══ INPUT ══
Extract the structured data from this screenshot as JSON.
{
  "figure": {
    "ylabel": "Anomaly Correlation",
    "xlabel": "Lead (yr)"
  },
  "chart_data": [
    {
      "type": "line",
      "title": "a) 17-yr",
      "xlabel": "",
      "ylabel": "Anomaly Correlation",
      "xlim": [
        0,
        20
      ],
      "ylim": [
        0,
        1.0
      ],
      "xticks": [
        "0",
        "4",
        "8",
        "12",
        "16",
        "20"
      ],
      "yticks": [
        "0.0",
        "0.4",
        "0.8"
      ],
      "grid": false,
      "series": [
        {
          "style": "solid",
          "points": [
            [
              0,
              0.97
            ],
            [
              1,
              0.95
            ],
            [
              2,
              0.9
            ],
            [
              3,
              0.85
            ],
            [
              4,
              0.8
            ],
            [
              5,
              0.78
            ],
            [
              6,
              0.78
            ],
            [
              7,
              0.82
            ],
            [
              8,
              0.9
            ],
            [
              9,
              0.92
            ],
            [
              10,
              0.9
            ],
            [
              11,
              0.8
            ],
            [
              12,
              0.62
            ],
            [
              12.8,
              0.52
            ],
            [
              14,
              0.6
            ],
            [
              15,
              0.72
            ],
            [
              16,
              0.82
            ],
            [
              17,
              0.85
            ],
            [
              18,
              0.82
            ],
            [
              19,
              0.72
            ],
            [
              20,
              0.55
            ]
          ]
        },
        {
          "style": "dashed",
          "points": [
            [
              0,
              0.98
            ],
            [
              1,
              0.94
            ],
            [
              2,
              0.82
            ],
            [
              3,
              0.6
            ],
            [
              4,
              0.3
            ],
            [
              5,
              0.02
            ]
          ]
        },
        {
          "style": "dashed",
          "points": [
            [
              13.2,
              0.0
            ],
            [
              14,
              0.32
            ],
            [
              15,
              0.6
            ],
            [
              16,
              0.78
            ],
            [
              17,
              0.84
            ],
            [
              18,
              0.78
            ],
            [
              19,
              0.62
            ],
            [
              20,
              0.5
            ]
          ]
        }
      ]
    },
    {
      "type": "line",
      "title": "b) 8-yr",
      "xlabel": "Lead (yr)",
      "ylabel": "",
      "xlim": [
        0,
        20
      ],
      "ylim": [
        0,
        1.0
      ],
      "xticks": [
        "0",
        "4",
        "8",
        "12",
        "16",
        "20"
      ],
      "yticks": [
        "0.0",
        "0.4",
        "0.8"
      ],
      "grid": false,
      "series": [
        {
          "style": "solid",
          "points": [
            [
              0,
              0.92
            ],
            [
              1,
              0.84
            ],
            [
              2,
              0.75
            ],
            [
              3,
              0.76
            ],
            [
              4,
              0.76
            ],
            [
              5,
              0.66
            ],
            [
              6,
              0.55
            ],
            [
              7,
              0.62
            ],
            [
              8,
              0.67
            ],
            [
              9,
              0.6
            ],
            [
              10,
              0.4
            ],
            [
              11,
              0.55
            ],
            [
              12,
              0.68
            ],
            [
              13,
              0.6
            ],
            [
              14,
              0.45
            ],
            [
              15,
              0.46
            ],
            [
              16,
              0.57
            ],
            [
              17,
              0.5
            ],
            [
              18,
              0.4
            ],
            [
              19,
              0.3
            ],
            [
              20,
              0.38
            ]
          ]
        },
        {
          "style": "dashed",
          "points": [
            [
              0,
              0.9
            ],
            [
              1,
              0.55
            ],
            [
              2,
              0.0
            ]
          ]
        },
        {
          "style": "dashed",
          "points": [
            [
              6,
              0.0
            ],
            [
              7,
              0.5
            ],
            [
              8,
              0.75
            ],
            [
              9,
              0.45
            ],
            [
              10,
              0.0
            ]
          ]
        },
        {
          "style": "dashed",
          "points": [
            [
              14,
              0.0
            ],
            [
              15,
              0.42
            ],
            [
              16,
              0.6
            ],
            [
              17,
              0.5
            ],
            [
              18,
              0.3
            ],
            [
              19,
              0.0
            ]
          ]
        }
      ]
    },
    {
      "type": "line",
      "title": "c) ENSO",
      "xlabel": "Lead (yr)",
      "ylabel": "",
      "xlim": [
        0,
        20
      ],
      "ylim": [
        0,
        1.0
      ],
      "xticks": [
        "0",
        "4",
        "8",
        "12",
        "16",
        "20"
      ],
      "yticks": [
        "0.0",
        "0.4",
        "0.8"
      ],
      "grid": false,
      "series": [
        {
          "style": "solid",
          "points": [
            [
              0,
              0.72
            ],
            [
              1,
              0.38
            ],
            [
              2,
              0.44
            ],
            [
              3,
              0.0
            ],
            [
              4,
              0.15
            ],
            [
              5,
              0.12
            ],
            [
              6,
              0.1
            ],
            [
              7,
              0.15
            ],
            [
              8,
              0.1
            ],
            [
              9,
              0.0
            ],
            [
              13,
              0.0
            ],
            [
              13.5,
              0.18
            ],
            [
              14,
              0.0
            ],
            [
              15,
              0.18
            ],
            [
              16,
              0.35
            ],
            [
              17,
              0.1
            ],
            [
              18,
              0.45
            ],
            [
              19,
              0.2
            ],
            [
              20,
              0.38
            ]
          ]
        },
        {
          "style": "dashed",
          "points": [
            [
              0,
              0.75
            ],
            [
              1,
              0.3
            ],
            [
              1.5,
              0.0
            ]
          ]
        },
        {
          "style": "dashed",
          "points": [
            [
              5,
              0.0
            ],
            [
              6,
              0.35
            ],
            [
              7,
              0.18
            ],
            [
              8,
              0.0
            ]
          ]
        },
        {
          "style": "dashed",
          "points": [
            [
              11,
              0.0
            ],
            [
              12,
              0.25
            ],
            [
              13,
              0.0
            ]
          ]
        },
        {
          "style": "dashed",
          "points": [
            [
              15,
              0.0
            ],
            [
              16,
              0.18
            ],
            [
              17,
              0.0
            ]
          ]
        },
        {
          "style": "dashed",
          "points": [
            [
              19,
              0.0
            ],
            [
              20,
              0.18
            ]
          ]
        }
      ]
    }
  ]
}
═══
PROBLEM DETAILS
In this exercise, repeat all entries exactly.

RIGHT ANSWER
Extract the structured data from this screenshot as JSON.
{
  "figure": {
    "ylabel": "Anomaly Correlation",
    "xlabel": "Lead (yr)"
  },
  "chart_data": [
    {
      "type": "line",
      "title": "a) 17-yr",
      "xlabel": "",
      "ylabel": "Anomaly Correlation",
      "xlim": [
        0,
        20
      ],
      "ylim": [
        0,
        1.0
      ],
      "xticks": [
        "0",
        "4",
        "8",
        "12",
        "16",
        "20"
      ],
      "yticks": [
        "0.0",
        "0.4",
        "0.8"
      ],
      "grid": false,
      "series": [
        {
          "style": "solid",
          "points": [
            [
              0,
              0.97
            ],
            [
              1,
              0.95
            ],
            [
              2,
              0.9
            ],
            [
              3,
              0.85
            ],
            [
              4,
              0.8
            ],
            [
              5,
              0.78
            ],
            [
              6,
              0.78
            ],
            [
              7,
              0.82
            ],
            [
              8,
              0.9
            ],
            [
              9,
              0.92
            ],
            [
              10,
              0.9
            ],
            [
              11,
              0.8
            ],
            [
              12,
              0.62
            ],
            [
              12.8,
              0.52
            ],
            [
              14,
              0.6
            ],
            [
              15,
              0.72
            ],
            [
              16,
              0.82
            ],
            [
              17,
              0.85
            ],
            [
              18,
              0.82
            ],
            [
              19,
              0.72
            ],
            [
              20,
              0.55
            ]
          ]
        },
        {
          "style": "dashed",
          "points": [
            [
              0,
              0.98
            ],
            [
              1,
              0.94
            ],
            [
              2,
              0.82
            ],
            [
              3,
              0.6
            ],
            [
              4,
              0.3
            ],
            [
              5,
              0.02
            ]
          ]
        },
        {
          "style": "dashed",
          "points": [
            [
              13.2,
              0.0
            ],
            [
              14,
              0.32
            ],
            [
              15,
              0.6
            ],
            [
              16,
              0.78
            ],
            [
              17,
              0.84
            ],
            [
              18,
              0.78
            ],
            [
              19,
              0.62
            ],
            [
              20,
              0.5
            ]
          ]
        }
      ]
    },
    {
      "type": "line",
      "title": "b) 8-yr",
      "xlabel": "Lead (yr)",
      "ylabel": "",
      "xlim": [
        0,
        20
      ],
      "ylim": [
        0,
        1.0
      ],
      "xticks": [
        "0",
        "4",
        "8",
        "12",
        "16",
        "20"
      ],
      "yticks": [
        "0.0",
        "0.4",
        "0.8"
      ],
      "grid": false,
      "series": [
        {
          "style": "solid",
          "points": [
            [
              0,
              0.92
            ],
            [
              1,
              0.84
            ],
            [
              2,
              0.75
            ],
            [
              3,
              0.76
            ],
            [
              4,
              0.76
            ],
            [
              5,
              0.66
            ],
            [
              6,
              0.55
            ],
            [
              7,
              0.62
            ],
            [
              8,
              0.67
            ],
            [
              9,
              0.6
            ],
            [
              10,
              0.4
            ],
            [
              11,
              0.55
            ],
            [
              12,
              0.68
            ],
            [
              13,
              0.6
            ],
            [
              14,
              0.45
            ],
            [
              15,
              0.46
            ],
            [
              16,
              0.57
            ],
            [
              17,
              0.5
            ],
            [
              18,
              0.4
            ],
            [
              19,
              0.3
            ],
            [
              20,
              0.38
            ]
          ]
        },
        {
          "style": "dashed",
          "points": [
            [
              0,
              0.9
            ],
            [
              1,
              0.55
            ],
            [
              2,
              0.0
            ]
          ]
        },
        {
          "style": "dashed",
          "points": [
            [
              6,
              0.0
            ],
            [
              7,
              0.5
            ],
            [
              8,
              0.75
            ],
            [
              9,
              0.45
            ],
            [
              10,
              0.0
            ]
          ]
        },
        {
          "style": "dashed",
          "points": [
            [
              14,
              0.0
            ],
            [
              15,
              0.42
            ],
            [
              16,
              0.6
            ],
            [
              17,
              0.5
            ],
            [
              18,
              0.3
            ],
            [
              19,
              0.0
            ]
          ]
        }
      ]
    },
    {
      "type": "line",
      "title": "c) ENSO",
      "xlabel": "Lead (yr)",
      "ylabel": "",
      "xlim": [
        0,
        20
      ],
      "ylim": [
        0,
        1.0
      ],
      "xticks": [
        "0",
        "4",
        "8",
        "12",
        "16",
        "20"
      ],
      "yticks": [
        "0.0",
        "0.4",
        "0.8"
      ],
      "grid": false,
      "series": [
        {
          "style": "solid",
          "points": [
            [
              0,
              0.72
            ],
            [
              1,
              0.38
            ],
            [
              2,
              0.44
            ],
            [
              3,
              0.0
            ],
            [
              4,
              0.15
            ],
            [
              5,
              0.12
            ],
            [
              6,
              0.1
            ],
            [
              7,
              0.15
            ],
            [
              8,
              0.1
            ],
            [
              9,
              0.0
            ],
            [
              13,
              0.0
            ],
            [
              13.5,
              0.18
            ],
            [
              14,
              0.0
            ],
            [
              15,
              0.18
            ],
            [
              16,
              0.35
            ],
            [
              17,
              0.1
            ],
            [
              18,
              0.45
            ],
            [
              19,
              0.2
            ],
            [
              20,
              0.38
            ]
          ]
        },
        {
          "style": "dashed",
          "points": [
            [
              0,
              0.75
            ],
            [
              1,
              0.3
            ],
            [
              1.5,
              0.0
            ]
          ]
        },
        {
          "style": "dashed",
          "points": [
            [
              5,
              0.0
            ],
            [
              6,
              0.35
            ],
            [
              7,
              0.18
            ],
            [
              8,
              0.0
            ]
          ]
        },
        {
          "style": "dashed",
          "points": [
            [
              11,
              0.0
            ],
            [
              12,
              0.25
            ],
            [
              13,
              0.0
            ]
          ]
        },
        {
          "style": "dashed",
          "points": [
            [
              15,
              0.0
            ],
            [
              16,
              0.18
            ],
            [
              17,
              0.0
            ]
          ]
        },
        {
          "style": "dashed",
          "points": [
            [
              19,
              0.0
            ],
            [
              20,
              0.18
            ]
          ]
        }
      ]
    }
  ]
}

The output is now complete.